Aim:
Rewrite every line of the data below as one numbered list, and leave out the blank lines.

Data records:
* * * * * * *
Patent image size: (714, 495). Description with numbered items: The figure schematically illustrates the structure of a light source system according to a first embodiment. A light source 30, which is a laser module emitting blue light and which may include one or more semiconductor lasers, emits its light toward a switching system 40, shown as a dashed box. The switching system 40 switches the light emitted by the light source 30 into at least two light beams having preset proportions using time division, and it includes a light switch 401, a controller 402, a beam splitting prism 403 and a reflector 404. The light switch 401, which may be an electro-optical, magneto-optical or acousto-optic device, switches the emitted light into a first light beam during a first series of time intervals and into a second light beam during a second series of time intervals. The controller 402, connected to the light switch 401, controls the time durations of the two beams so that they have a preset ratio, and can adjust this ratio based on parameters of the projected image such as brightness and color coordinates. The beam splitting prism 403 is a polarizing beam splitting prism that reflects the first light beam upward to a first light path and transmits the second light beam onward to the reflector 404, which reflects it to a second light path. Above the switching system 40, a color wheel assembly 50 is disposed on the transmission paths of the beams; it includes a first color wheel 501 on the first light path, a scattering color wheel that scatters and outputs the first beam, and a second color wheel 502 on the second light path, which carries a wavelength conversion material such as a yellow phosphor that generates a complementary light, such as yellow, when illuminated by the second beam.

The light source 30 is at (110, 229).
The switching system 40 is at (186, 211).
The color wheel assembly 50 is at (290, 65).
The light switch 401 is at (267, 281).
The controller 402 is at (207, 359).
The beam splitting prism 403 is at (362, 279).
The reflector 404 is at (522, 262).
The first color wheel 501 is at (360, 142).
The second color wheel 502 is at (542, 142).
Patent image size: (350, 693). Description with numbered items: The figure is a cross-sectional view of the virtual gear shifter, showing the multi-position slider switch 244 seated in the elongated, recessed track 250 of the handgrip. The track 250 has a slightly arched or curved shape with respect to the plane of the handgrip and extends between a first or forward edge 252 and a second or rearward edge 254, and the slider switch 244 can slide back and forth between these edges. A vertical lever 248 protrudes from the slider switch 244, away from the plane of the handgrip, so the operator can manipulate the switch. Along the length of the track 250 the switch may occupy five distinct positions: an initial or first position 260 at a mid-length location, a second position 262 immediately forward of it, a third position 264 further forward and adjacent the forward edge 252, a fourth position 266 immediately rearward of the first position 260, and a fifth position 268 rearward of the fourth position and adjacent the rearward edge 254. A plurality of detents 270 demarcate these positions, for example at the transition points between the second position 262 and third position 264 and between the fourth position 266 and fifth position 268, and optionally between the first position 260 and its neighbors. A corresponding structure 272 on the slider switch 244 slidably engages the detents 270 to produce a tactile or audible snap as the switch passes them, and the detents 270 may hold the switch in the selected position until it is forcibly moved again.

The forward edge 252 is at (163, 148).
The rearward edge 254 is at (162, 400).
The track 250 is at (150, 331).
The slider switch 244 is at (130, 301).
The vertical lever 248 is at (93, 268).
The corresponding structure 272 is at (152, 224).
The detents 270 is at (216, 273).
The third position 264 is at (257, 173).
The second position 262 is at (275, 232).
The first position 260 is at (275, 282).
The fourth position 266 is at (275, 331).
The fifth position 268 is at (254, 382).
* * * * * * *
Answer for this exercise:
1. Patent image size: (714, 495). Description with numbered items: The figure schematically illustrates the structure of a light source system according to a first embodiment. A light source 30, which is a laser module emitting blue light and which may include one or more semiconductor lasers, emits its light toward a switching system 40, shown as a dashed box. The switching system 40 switches the light emitted by the light source 30 into at least two light beams having preset proportions using time division, and it includes a light switch 401, a controller 402, a beam splitting prism 403 and a reflector 404. The light switch 401, which may be an electro-optical, magneto-optical or acousto-optic device, switches the emitted light into a first light beam during a first series of time intervals and into a second light beam during a second series of time intervals. The controller 402, connected to the light switch 401, controls the time durations of the two beams so that they have a preset ratio, and can adjust this ratio based on parameters of the projected image such as brightness and color coordinates. The beam splitting prism 403 is a polarizing beam splitting prism that reflects the first light beam upward to a first light path and transmits the second light beam onward to the reflector 404, which reflects it to a second light path. Above the switching system 40, a color wheel assembly 50 is disposed on the transmission paths of the beams; it includes a first color wheel 501 on the first light path, a scattering color wheel that scatters and outputs the first beam, and a second color wheel 502 on the second light path, which carries a wavelength conversion material such as a yellow phosphor that generates a complementary light, such as yellow, when illuminated by the second beam.
2. The light source 30 is at (110, 229).
3. The switching system 40 is at (186, 211).
4. The color wheel assembly 50 is at (290, 65).
5. The light switch 401 is at (267, 281).
6. The controller 402 is at (207, 359).
7. The beam splitting prism 403 is at (362, 279).
8. The reflector 404 is at (522, 262).
9. The first color wheel 501 is at (360, 142).
10. The second color wheel 502 is at (542, 142).
11. Patent image size: (350, 693). Description with numbered items: The figure is a cross-sectional view of the virtual gear shifter, showing the multi-position slider switch 244 seated in the elongated, recessed track 250 of the handgrip. The track 250 has a slightly arched or curved shape with respect to the plane of the handgrip and extends between a first or forward edge 252 and a second or rearward edge 254, and the slider switch 244 can slide back and forth between these edges. A vertical lever 248 protrudes from the slider switch 244, away from the plane of the handgrip, so the operator can manipulate the switch. Along the length of the track 250 the switch may occupy five distinct positions: an initial or first position 260 at a mid-length location, a second position 262 immediately forward of it, a third position 264 further forward and adjacent the forward edge 252, a fourth position 266 immediately rearward of the first position 260, and a fifth position 268 rearward of the fourth position and adjacent the rearward edge 254. A plurality of detents 270 demarcate these positions, for example at the transition points between the second position 262 and third position 264 and between the fourth position 266 and fifth position 268, and optionally between the first position 260 and its neighbors. A corresponding structure 272 on the slider switch 244 slidably engages the detents 270 to produce a tactile or audible snap as the switch passes them, and the detents 270 may hold the switch in the selected position until it is forcibly moved again.
12. The forward edge 252 is at (163, 148).
13. The rearward edge 254 is at (162, 400).
14. The track 250 is at (150, 331).
15. The slider switch 244 is at (130, 301).
16. The vertical lever 248 is at (93, 268).
17. The corresponding structure 272 is at (152, 224).
18. The detents 270 is at (216, 273).
19. The third position 264 is at (257, 173).
20. The second position 262 is at (275, 232).
21. The first position 260 is at (275, 282).
22. The fourth position 266 is at (275, 331).
23. The fifth position 268 is at (254, 382).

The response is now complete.